5. Se vocês pudessem passar a eternidade neste mundo, escolheriam antes viver em circunstâncias humildes e rebaixadas, tendo a graciosa presença de Deus, a viver para sempre na prosperidade sem Ele? Prefeririam gastá-la no santo viver, servindo e andando com Deus e no gozo dos privilégios de seus filhos? Deus, com frequência, se manifestando a vocês como Pai, revelando-lhes a Sua glória, manifestando Seu amor e levantando a luz do Seu rosto sobre vocês! Escolheriam antes essas coisas, embora em pobreza, a abundar nas coisas mundanas, vivendo na opulência e prosperidade, e, ao mesmo tempo, sendo um estranho à aliança de Israel? Poderiam se satisfazer em não estar em relação filial com Deus, não gozar de gracioso relacionamento com Ele, não tendo direito algum de serem reconhecidos como filhos? Ou tal vida, mesmo que com enorme prosperidade terrena, seria por vocês estimada como miserável?

Se, apesar de tudo, vocês permanecerem em dúvida, e com dificuldade em determinar se preferem verdadeira e sinceramente Deus a todas as outras coisas, mencionarei duas coisas que são os modos mais certos de determinar-se nesta matéria, e que parecem ser as melhores bases de satisfação nela.

1. O sentimento de algum particular, forte e vívido exercício de tal espírito. Uma pessoa pode ter tal espírito que é referido na doutrina, e ter o exercício dele em um grau inferior, e ainda assim permanecer em dúvida quanto a tê-lo ou não, e ser incapaz de chegar a uma determinação satisfatória. Mas Deus se agrada de, às vezes, dar descobertas de Sua glória, e da excelência de Cristo, a fim de impelir o coração, para que saibam além de toda dúvida, que sentem o mesmo espírito referido por Paulo quando disse que considerava todas as coisas como perda por causa da excelência de Cristo Jesus, seu Senhor, e possam dizer tão ousadamente como ele, e como o salmista, no texto: “Quem mais tenho eu no céu? Não há outro em quem eu me compraza na terra”.

• _EXERCÍCIO 1_:
Traduza para o inglês a seguinte frase do trecho citado: "Ou tal vida, mesmo que com enorme prosperidade terrena, seria por vocês estimada como miserável?"

• _SEÇÃO DE DADOS_:
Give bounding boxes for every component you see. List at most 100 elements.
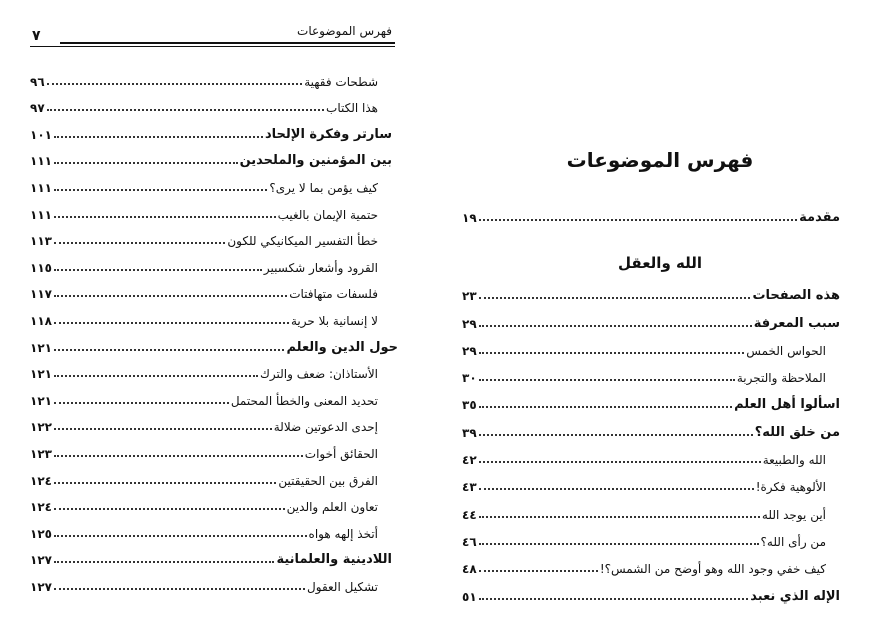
toc-entry-title: تحديد المعنى والخطأ المحتمل	[230, 393, 378, 408]
page-title: فهرس الموضوعات	[566, 148, 754, 172]
toc-entry-page: ٥١	[462, 589, 477, 604]
left-page: فهرس الموضوعات ٧ شطحات فقهية ٩٦ هذا الكتاب…	[30, 24, 398, 594]
right-page: فهرس الموضوعات مقدمة ١٩ الله والعقل هذه …	[440, 0, 880, 640]
leader-dots	[53, 162, 238, 165]
toc-entry: هذه الصفحات ٢٣	[462, 276, 840, 303]
toc-entry-page: ٤٤	[462, 507, 477, 522]
toc-entry-title: شطحات فقهية	[304, 74, 378, 89]
toc-entry-title: سبب المعرفة	[753, 315, 840, 331]
toc-entry: تحديد المعنى والخطأ المحتمل ١٢١	[30, 381, 392, 408]
leader-dots	[53, 295, 288, 298]
toc-entry: الحواس الخمس ٢٩	[462, 331, 840, 358]
toc-entry-title: من خلق الله؟	[754, 424, 840, 440]
leader-dots	[478, 461, 761, 464]
toc-entry-page: ٤٦	[462, 534, 477, 549]
leader-dots	[53, 348, 285, 351]
toc-entry-page: ١١٧	[30, 287, 52, 302]
toc-entry-page: ٣٠	[462, 371, 477, 386]
leader-dots	[53, 401, 229, 404]
toc-entry: أين يوجد الله ٤٤	[462, 494, 840, 522]
toc-entry: اللادينية والعلمانية ١٢٧	[30, 541, 392, 568]
leader-dots	[478, 219, 798, 222]
toc-entry-title: الله والطبيعة	[762, 453, 826, 468]
leader-dots	[478, 324, 752, 327]
toc-entry: حتمية الإيمان بالغيب ١١١	[30, 195, 392, 222]
leader-dots	[478, 515, 760, 518]
toc-entry-page: ١٢٧	[30, 553, 52, 568]
toc-entry-title: اللادينية والعلمانية	[276, 552, 392, 568]
toc-entry: القرود وأشعار شكسبير ١١٥	[30, 248, 392, 275]
leader-dots	[53, 242, 226, 245]
toc-entry: تشكيل العقول ١٢٧	[30, 567, 392, 594]
leader-dots	[53, 321, 289, 324]
toc-entry: سبب المعرفة ٢٩	[462, 303, 840, 331]
toc-entry-title: أتخذ إلهه هواه	[308, 526, 378, 541]
leader-dots	[53, 215, 276, 218]
toc-list: شطحات فقهية ٩٦ هذا الكتاب ٩٧ سارتر وفكرة الإ…	[30, 62, 398, 594]
toc-entry-title: حتمية الإيمان بالغيب	[277, 207, 378, 222]
toc-entry: الملاحظة والتجربة ٣٠	[462, 358, 840, 385]
toc-entry: الله والطبيعة ٤٢	[462, 440, 840, 467]
toc-entry-page: ٢٩	[462, 316, 477, 331]
leader-dots	[53, 454, 303, 457]
toc-entry-title: هذه الصفحات	[752, 288, 840, 304]
toc-entry-page: ١٢٣	[30, 446, 52, 461]
toc-entry: كيف يؤمن بما لا يرى؟ ١١١	[30, 168, 392, 195]
toc-entry-page: ١١١	[30, 207, 52, 222]
leader-dots	[53, 268, 262, 271]
toc-entry-page: ٢٩	[462, 343, 477, 358]
toc-entry-title: الحقائق أخوات	[304, 446, 378, 461]
toc-entry: أتخذ إلهه هواه ١٢٥	[30, 514, 392, 541]
toc-entry: إحدى الدعوتين ضلالة ١٢٢	[30, 408, 392, 435]
page-number: ٧	[32, 28, 41, 44]
toc-entry-title: الحواس الخمس	[746, 343, 826, 358]
toc-entry-page: ٣٩	[462, 425, 477, 440]
toc-entry-page: ١١٣	[30, 234, 52, 249]
toc-entry: اسألوا أهل العلم ٣٥	[462, 385, 840, 412]
toc-entry-page: ١٢١	[30, 393, 52, 408]
toc-entry-page: ١٢١	[30, 340, 52, 355]
leader-dots	[478, 542, 759, 545]
leader-dots	[478, 351, 745, 354]
toc-entry-title: لا إنسانية بلا حرية	[290, 313, 378, 328]
leader-dots	[53, 587, 306, 590]
toc-entry-page: ٩٦	[30, 74, 45, 89]
toc-entry-page: ١٢١	[30, 367, 52, 382]
toc-entry-title: حول الدين والعلم	[286, 339, 398, 355]
toc-entry-page: ١١١	[30, 180, 52, 195]
leader-dots	[53, 534, 307, 537]
leader-dots	[46, 82, 303, 85]
toc-entry-page: ١٢٧	[30, 579, 52, 594]
toc-entry-page: ١١٥	[30, 260, 52, 275]
toc-entry: الحقائق أخوات ١٢٣	[30, 434, 392, 461]
leader-dots	[53, 508, 285, 511]
toc-entry-title: من رأى الله؟	[760, 534, 826, 549]
toc-entry: حول الدين والعلم ١٢١	[30, 328, 398, 355]
toc-entry-page: ٤٨	[462, 562, 477, 577]
leader-dots	[46, 109, 325, 112]
leader-dots	[478, 297, 751, 300]
toc-entry-title: أين يوجد الله	[761, 507, 826, 522]
leader-dots	[478, 597, 749, 600]
leader-dots	[478, 488, 754, 491]
toc-entry: خطأ التفسير الميكانيكي للكون ١١٣	[30, 222, 392, 249]
toc-entry-title: الملاحظة والتجربة	[736, 371, 826, 386]
leader-dots	[53, 428, 272, 431]
toc-entry: من رأى الله؟ ٤٦	[462, 522, 840, 549]
toc-entry-title: اسألوا أهل العلم	[734, 397, 840, 413]
toc-entry: مقدمة ١٩	[462, 198, 840, 225]
toc-entry-title: الفرق بين الحقيقتين	[278, 473, 378, 488]
toc-entry-page: ١٩	[462, 211, 477, 226]
toc-entry: بين المؤمنين والملحدين ١١١	[30, 142, 392, 168]
toc-entry-page: ١٢٤	[30, 473, 52, 488]
leader-dots	[478, 406, 733, 409]
toc-entry-page: ٤٢	[462, 453, 477, 468]
toc-entry-title: إحدى الدعوتين ضلالة	[273, 420, 378, 435]
toc-entry-title: فلسفات متهافتات	[289, 287, 378, 302]
toc-entry-page: ٣٥	[462, 398, 477, 413]
toc-entry: هذا الكتاب ٩٧	[30, 89, 392, 115]
leader-dots	[53, 188, 268, 191]
toc-entry-page: ١٠١	[30, 127, 52, 142]
toc-entry: الفرق بين الحقيقتين ١٢٤	[30, 461, 392, 488]
leader-dots	[478, 433, 753, 436]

• _EXERCÍCIO 2_:
Transcreva, nos registros, as linhas compreendidas entre a que contém "toc-entry-title: تحديد المعنى" e a que contém "534, 477, 549]", inclusive.

• _RESPOSTA COMENTADA 1_:
Or would such a life, even with enormous earthly prosperity, be esteemed by you as miserable?

• _RESPOSTA COMENTADA 2_:
toc-entry-title: تحديد المعنى والخطأ المحتمل	[230, 393, 378, 408]
page-title: فهرس الموضوعات	[566, 148, 754, 172]
toc-entry-page: ٥١	[462, 589, 477, 604]
left-page: فهرس الموضوعات ٧ شطحات فقهية ٩٦ هذا الكتاب…	[30, 24, 398, 594]
right-page: فهرس الموضوعات مقدمة ١٩ الله والعقل هذه …	[440, 0, 880, 640]
leader-dots	[53, 162, 238, 165]
toc-entry: هذه الصفحات ٢٣	[462, 276, 840, 303]
toc-entry-page: ٤٤	[462, 507, 477, 522]
toc-entry-title: شطحات فقهية	[304, 74, 378, 89]
toc-entry-title: سبب المعرفة	[753, 315, 840, 331]
toc-entry: تحديد المعنى والخطأ المحتمل ١٢١	[30, 381, 392, 408]
leader-dots	[53, 295, 288, 298]
toc-entry: الحواس الخمس ٢٩	[462, 331, 840, 358]
toc-entry-title: من خلق الله؟	[754, 424, 840, 440]
leader-dots	[478, 461, 761, 464]
toc-entry-page: ٤٦	[462, 534, 477, 549]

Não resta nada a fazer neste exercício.